● Exercise aim
Collect all lines containing the word "batteries" from the data.

(Dataset listings of figures)
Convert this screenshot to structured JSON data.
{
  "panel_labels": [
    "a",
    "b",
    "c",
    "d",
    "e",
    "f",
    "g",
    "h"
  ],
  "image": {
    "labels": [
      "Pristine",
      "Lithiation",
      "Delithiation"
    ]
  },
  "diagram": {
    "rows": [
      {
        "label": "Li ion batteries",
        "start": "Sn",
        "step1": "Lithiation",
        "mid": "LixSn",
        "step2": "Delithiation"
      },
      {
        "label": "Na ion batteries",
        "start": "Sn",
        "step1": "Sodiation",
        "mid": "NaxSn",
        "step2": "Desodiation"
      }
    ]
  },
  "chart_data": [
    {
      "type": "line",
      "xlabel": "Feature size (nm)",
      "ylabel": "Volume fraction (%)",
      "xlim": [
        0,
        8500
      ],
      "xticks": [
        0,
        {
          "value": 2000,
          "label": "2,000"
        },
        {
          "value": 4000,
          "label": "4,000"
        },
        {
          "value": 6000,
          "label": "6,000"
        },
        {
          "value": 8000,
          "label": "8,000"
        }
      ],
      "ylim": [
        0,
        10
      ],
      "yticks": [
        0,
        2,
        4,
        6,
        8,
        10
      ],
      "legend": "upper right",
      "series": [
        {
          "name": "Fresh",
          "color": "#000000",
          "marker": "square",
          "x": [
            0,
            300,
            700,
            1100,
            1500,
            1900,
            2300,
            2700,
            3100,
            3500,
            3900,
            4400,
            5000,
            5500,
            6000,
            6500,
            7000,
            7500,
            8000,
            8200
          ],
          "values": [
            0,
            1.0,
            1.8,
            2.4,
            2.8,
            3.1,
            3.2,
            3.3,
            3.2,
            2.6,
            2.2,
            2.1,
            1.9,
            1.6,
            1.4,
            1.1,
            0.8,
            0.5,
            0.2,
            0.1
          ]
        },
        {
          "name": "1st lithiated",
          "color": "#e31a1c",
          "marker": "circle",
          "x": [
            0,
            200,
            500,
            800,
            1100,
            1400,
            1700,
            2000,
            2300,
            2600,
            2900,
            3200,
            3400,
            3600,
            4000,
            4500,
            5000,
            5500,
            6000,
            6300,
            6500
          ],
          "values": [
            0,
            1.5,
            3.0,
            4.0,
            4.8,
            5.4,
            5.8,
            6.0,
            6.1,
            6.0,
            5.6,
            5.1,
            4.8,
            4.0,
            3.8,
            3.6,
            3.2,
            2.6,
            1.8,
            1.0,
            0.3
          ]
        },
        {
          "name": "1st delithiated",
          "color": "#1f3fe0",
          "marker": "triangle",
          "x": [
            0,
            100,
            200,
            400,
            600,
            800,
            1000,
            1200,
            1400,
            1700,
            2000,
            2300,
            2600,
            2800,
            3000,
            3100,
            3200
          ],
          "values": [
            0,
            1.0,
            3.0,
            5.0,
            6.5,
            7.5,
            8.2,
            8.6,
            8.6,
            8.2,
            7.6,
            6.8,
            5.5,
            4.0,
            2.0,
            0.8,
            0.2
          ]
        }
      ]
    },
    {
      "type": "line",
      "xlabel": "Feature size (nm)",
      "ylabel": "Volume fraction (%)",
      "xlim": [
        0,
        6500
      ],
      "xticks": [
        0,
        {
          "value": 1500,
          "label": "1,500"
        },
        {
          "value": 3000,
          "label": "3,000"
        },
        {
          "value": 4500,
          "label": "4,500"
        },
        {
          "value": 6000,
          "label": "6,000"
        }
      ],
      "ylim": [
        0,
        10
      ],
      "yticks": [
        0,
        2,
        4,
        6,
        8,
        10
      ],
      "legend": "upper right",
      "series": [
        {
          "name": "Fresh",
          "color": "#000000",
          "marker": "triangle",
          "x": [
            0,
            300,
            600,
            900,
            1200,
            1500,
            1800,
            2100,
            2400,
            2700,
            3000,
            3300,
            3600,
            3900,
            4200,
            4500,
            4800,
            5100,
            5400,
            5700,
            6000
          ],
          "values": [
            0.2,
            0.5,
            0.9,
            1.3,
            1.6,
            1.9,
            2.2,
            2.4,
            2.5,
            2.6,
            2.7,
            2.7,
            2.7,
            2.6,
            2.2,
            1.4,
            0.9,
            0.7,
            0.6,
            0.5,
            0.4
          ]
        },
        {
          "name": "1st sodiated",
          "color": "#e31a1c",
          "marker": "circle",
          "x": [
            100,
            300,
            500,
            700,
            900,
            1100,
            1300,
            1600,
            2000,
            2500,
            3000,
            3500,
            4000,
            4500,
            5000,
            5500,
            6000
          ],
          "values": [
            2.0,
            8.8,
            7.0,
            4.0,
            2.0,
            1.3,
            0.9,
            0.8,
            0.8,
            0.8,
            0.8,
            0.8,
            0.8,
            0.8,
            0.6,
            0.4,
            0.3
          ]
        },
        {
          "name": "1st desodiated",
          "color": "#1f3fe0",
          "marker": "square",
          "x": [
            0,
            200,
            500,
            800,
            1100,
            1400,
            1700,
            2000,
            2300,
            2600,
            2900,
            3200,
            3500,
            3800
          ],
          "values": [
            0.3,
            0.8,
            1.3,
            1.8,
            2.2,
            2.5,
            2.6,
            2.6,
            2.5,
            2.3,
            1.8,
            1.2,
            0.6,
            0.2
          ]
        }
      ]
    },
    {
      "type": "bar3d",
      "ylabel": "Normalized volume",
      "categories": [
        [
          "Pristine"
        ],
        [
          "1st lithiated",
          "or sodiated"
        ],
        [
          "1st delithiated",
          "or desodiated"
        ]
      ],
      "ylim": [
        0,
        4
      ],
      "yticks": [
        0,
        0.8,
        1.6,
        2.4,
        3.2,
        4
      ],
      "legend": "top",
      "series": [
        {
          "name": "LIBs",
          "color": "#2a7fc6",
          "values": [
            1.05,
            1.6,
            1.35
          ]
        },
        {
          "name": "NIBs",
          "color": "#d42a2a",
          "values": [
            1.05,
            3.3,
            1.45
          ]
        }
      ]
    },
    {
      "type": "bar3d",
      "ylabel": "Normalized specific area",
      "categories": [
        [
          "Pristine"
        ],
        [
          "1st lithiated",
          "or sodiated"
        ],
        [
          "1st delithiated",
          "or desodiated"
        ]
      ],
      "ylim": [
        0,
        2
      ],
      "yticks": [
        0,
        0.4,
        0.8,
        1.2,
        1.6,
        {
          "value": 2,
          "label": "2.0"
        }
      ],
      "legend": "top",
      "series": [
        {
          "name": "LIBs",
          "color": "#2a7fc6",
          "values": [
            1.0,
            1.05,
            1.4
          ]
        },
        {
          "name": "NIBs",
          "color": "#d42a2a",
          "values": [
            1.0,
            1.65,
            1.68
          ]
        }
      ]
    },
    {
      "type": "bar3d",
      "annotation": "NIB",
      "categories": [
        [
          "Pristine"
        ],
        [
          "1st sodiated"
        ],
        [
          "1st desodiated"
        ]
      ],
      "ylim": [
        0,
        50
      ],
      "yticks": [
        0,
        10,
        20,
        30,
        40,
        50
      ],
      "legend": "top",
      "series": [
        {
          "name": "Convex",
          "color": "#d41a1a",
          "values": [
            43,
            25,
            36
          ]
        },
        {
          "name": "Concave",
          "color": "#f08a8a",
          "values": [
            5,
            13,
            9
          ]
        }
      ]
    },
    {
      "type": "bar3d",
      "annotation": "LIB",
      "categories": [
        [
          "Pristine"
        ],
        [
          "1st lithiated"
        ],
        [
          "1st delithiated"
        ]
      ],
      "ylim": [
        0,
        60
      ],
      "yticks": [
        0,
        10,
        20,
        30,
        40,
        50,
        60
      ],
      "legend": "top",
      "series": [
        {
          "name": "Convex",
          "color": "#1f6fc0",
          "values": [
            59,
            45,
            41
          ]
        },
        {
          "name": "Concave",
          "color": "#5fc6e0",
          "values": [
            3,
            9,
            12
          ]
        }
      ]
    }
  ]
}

● Worked solution
        "label": "Li ion batteries",
        "label": "Na ion batteries",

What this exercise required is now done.